Given exercise: State how many lines in the listing below include the word "this", and add nothing besides the number.

Stored rows:

____________________

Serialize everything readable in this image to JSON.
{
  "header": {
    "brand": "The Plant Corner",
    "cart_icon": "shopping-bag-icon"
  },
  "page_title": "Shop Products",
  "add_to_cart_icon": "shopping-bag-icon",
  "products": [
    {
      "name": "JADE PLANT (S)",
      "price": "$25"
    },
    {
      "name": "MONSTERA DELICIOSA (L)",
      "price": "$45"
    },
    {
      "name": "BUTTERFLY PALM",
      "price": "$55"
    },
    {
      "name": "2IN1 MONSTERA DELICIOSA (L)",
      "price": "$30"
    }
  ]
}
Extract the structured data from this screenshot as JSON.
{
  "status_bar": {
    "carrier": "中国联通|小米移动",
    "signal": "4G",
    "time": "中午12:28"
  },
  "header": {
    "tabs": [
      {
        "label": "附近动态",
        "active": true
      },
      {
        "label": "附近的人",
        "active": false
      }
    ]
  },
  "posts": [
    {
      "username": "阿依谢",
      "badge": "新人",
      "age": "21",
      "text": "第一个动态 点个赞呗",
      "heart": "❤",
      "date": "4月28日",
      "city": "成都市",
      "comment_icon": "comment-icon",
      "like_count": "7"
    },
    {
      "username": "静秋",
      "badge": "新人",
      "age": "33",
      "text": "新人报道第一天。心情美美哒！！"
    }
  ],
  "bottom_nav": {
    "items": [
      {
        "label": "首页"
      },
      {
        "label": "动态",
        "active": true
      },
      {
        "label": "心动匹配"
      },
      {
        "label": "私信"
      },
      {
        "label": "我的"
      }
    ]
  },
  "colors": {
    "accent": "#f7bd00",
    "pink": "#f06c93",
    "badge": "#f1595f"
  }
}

____________________

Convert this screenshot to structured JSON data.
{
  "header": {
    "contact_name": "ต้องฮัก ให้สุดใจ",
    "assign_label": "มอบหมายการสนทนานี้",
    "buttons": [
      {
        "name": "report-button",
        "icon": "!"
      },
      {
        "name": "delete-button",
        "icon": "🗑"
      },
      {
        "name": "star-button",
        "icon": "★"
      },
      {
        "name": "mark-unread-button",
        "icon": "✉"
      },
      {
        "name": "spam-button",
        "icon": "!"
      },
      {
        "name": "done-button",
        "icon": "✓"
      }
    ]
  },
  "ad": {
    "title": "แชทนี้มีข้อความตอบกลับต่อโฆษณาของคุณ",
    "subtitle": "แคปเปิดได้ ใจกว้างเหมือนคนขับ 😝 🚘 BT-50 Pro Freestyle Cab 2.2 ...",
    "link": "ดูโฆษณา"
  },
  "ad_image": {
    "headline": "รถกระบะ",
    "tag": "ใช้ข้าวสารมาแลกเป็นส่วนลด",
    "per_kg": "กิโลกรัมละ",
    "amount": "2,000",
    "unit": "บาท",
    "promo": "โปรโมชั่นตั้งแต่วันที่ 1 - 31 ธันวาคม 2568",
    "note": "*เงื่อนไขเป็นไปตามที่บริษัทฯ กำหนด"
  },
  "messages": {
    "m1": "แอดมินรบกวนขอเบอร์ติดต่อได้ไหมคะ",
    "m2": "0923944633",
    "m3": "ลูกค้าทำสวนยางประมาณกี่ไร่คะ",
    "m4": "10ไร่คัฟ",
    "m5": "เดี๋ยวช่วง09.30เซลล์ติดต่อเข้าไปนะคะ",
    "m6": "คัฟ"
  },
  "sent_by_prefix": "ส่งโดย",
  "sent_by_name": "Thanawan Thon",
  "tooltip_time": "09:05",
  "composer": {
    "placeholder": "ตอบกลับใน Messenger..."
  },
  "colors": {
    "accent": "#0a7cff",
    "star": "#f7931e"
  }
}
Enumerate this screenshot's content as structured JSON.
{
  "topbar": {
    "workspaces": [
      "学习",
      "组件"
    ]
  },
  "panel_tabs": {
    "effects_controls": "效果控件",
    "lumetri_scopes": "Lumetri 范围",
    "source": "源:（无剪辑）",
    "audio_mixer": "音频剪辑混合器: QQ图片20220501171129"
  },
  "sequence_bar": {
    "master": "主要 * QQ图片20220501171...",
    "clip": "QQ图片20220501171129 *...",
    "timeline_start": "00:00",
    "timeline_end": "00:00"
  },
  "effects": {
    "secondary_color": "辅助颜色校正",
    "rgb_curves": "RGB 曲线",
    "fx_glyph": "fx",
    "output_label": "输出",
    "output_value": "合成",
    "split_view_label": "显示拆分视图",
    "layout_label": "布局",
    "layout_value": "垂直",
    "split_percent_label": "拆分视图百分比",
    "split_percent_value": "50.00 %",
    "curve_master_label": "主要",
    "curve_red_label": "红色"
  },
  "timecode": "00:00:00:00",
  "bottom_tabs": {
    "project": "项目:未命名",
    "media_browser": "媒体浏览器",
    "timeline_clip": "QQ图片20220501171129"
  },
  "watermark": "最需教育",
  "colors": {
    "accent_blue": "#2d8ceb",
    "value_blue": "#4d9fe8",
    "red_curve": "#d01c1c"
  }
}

____________________

Answer below: 4